**GIVEN TASK**
Go through the entries below, tally each line with the string "JSON", and give the final number by itself.

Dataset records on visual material
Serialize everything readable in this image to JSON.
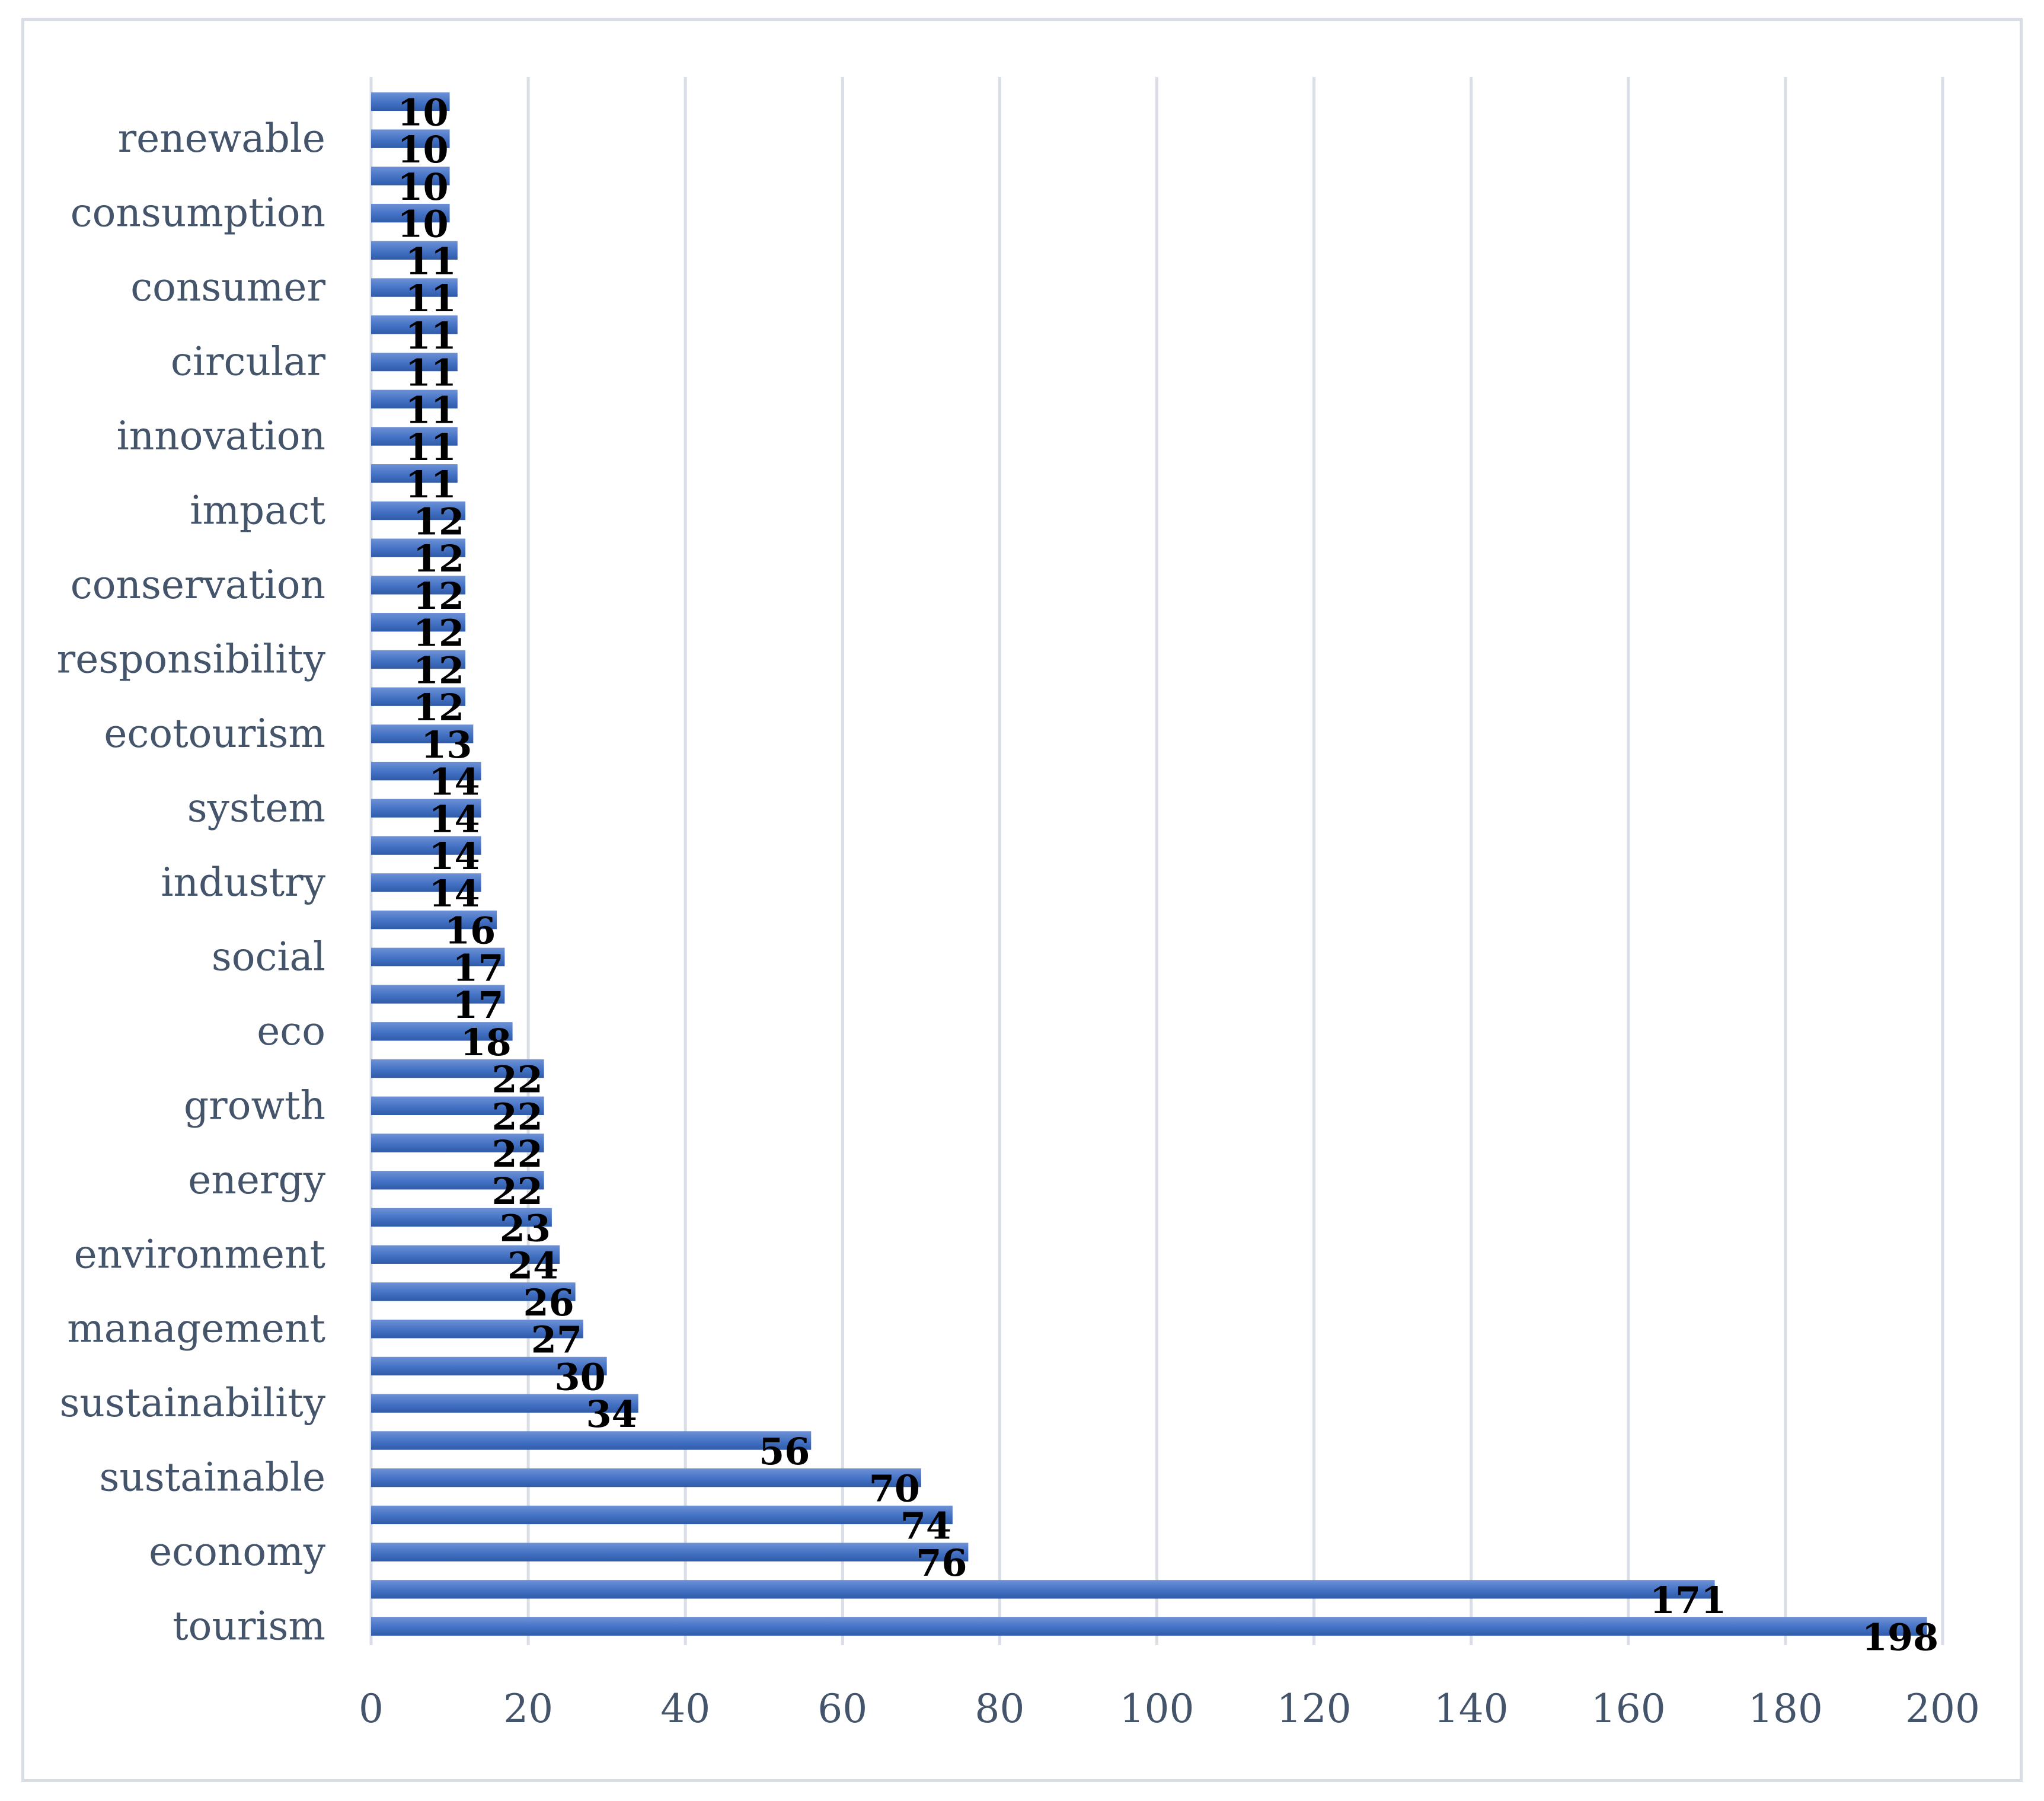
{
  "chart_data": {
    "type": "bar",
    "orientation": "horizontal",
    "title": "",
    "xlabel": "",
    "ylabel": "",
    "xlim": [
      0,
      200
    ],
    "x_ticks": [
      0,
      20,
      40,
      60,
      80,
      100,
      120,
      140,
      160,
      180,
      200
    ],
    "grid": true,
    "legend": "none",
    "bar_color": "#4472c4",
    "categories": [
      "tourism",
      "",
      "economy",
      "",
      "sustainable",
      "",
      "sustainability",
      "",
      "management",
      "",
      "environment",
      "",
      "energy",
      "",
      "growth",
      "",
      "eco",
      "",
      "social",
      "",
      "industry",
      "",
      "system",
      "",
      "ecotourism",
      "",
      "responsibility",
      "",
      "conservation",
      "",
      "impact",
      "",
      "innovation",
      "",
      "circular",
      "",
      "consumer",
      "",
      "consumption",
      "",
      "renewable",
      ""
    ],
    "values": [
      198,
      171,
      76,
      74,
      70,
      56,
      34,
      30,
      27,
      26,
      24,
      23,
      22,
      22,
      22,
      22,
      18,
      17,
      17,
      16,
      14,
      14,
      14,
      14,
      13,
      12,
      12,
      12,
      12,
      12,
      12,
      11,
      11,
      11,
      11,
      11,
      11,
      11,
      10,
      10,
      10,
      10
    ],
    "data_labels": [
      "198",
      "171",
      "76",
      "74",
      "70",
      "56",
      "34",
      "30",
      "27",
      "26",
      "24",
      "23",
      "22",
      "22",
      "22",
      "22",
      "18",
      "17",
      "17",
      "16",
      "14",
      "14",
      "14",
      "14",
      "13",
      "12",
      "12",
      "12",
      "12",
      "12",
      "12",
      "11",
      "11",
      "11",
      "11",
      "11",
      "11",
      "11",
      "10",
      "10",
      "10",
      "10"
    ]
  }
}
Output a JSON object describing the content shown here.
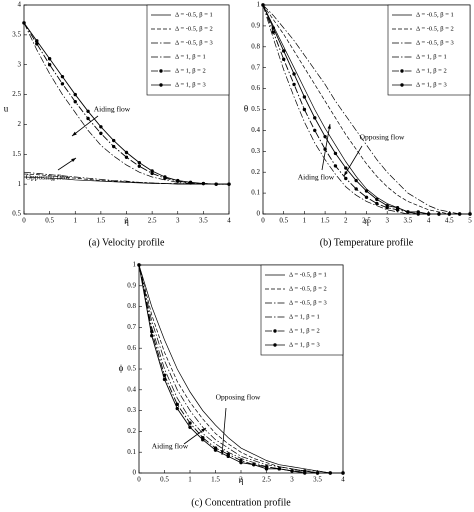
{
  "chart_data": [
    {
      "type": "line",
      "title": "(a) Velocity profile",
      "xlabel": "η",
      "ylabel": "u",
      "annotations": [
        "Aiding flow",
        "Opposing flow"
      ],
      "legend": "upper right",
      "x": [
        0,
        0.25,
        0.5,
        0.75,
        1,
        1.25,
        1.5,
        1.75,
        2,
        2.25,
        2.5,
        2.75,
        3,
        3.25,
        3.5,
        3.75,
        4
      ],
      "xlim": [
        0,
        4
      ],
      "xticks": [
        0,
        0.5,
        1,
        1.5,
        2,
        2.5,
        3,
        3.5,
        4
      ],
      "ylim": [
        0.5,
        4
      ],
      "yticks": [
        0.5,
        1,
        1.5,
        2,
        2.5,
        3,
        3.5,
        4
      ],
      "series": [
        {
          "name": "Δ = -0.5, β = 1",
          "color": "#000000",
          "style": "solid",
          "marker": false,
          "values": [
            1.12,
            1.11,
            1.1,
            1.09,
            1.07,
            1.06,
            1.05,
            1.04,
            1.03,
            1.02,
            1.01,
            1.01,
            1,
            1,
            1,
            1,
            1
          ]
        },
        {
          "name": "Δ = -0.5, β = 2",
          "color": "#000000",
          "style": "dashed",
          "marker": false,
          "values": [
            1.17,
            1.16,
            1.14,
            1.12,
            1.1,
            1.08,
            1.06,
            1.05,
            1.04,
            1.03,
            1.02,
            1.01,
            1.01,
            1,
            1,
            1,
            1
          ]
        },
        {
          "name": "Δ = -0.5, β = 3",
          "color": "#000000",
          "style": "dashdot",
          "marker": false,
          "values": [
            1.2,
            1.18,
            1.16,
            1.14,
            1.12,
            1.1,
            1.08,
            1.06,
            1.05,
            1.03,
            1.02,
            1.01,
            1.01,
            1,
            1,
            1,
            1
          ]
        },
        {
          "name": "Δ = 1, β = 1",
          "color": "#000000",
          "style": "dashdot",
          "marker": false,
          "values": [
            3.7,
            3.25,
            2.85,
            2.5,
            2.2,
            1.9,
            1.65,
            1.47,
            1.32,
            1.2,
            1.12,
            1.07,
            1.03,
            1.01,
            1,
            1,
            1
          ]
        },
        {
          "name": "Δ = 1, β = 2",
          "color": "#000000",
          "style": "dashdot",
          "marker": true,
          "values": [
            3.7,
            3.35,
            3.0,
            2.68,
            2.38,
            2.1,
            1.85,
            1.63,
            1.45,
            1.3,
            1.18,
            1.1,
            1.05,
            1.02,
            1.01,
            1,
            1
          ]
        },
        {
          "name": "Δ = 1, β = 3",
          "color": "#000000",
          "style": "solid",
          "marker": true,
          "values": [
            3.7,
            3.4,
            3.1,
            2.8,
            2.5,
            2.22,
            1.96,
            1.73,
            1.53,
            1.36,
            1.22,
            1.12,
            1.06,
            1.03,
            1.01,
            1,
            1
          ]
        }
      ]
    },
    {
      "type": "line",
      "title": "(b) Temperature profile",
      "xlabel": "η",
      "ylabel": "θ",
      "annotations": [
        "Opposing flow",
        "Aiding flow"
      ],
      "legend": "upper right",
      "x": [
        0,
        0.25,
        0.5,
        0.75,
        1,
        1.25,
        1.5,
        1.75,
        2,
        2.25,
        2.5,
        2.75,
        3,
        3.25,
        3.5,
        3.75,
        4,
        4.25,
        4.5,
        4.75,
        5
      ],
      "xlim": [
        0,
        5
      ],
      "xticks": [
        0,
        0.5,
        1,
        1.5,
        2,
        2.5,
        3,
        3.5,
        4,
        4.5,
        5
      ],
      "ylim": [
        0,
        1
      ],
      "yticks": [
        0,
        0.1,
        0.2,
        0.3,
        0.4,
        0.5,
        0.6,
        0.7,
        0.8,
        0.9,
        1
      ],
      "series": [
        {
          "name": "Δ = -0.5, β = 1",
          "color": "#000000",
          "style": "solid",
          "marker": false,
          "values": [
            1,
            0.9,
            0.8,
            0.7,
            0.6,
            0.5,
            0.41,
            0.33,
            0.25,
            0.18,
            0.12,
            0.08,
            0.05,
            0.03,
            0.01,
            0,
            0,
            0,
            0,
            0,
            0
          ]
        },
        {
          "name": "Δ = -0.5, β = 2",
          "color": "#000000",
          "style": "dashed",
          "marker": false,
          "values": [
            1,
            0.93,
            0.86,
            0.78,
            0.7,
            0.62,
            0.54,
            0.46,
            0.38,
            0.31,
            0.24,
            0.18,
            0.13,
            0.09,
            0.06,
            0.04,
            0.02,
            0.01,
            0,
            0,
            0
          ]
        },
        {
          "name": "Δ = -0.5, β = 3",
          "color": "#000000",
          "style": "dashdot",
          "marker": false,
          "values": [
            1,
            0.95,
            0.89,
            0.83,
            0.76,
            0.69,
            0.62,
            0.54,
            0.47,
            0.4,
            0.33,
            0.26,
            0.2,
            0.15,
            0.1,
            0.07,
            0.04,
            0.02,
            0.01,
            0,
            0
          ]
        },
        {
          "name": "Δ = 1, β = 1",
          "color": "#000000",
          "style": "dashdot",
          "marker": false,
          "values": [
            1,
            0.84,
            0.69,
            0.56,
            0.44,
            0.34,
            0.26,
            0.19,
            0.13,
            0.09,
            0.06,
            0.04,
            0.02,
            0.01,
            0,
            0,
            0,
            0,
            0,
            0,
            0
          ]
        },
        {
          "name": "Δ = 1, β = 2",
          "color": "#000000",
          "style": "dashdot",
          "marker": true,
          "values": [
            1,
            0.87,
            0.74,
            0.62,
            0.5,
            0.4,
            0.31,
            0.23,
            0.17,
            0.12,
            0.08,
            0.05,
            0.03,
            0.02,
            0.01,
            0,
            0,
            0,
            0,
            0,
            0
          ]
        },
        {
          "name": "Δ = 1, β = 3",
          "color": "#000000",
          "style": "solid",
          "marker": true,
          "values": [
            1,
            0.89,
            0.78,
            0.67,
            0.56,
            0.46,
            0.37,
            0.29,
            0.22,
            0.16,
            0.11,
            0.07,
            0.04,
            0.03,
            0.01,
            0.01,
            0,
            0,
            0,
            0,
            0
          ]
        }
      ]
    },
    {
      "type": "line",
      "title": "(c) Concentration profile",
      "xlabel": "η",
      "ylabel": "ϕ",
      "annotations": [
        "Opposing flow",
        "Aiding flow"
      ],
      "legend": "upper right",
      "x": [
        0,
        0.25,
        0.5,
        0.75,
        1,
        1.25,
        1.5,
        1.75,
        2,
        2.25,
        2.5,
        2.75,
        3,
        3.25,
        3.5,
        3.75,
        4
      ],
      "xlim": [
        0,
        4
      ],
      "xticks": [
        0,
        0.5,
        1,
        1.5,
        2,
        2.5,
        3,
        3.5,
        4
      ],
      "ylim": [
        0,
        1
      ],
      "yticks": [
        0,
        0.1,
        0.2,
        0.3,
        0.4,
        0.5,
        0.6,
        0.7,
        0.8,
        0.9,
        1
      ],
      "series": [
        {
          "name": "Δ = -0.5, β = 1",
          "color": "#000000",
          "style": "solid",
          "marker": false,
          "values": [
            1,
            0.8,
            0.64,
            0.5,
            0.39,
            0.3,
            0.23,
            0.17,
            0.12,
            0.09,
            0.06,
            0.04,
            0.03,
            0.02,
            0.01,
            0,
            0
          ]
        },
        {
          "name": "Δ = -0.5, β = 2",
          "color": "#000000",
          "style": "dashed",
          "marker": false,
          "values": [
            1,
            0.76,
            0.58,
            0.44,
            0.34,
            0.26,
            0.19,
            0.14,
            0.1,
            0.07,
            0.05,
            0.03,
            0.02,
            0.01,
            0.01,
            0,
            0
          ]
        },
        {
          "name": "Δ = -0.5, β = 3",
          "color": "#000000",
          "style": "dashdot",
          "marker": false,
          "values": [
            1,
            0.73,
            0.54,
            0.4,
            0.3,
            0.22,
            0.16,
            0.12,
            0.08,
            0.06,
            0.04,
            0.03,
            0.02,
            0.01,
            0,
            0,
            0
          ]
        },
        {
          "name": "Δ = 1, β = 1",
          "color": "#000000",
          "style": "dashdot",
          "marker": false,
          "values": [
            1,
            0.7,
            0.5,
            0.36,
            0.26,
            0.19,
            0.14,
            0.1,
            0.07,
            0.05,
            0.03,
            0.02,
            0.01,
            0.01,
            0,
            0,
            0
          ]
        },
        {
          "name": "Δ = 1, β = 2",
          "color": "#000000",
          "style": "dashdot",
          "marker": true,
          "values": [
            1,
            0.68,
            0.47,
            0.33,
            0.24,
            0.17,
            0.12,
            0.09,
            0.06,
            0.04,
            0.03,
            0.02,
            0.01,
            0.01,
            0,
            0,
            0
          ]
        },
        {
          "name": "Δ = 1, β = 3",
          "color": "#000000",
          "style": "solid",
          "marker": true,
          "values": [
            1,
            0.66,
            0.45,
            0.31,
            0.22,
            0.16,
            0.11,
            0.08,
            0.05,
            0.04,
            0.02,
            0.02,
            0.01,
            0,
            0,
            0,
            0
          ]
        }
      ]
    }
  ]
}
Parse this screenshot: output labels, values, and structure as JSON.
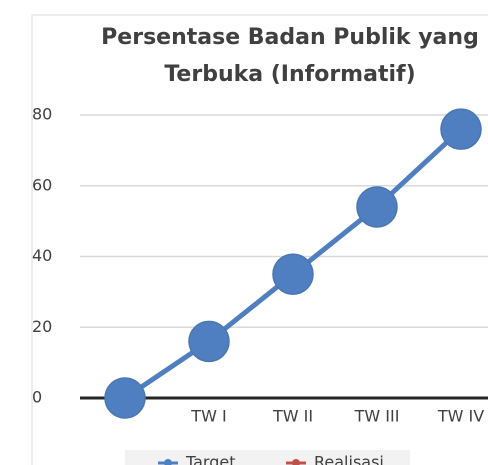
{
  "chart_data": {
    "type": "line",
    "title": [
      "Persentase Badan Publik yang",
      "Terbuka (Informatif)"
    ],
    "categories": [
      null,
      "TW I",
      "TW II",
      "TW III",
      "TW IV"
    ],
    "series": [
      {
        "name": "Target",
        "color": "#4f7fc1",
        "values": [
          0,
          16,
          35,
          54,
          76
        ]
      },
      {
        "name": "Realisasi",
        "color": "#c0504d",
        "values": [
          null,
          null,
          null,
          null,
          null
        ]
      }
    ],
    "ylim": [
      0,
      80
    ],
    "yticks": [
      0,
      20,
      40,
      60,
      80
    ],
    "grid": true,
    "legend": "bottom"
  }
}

**IN RESPONSE**
3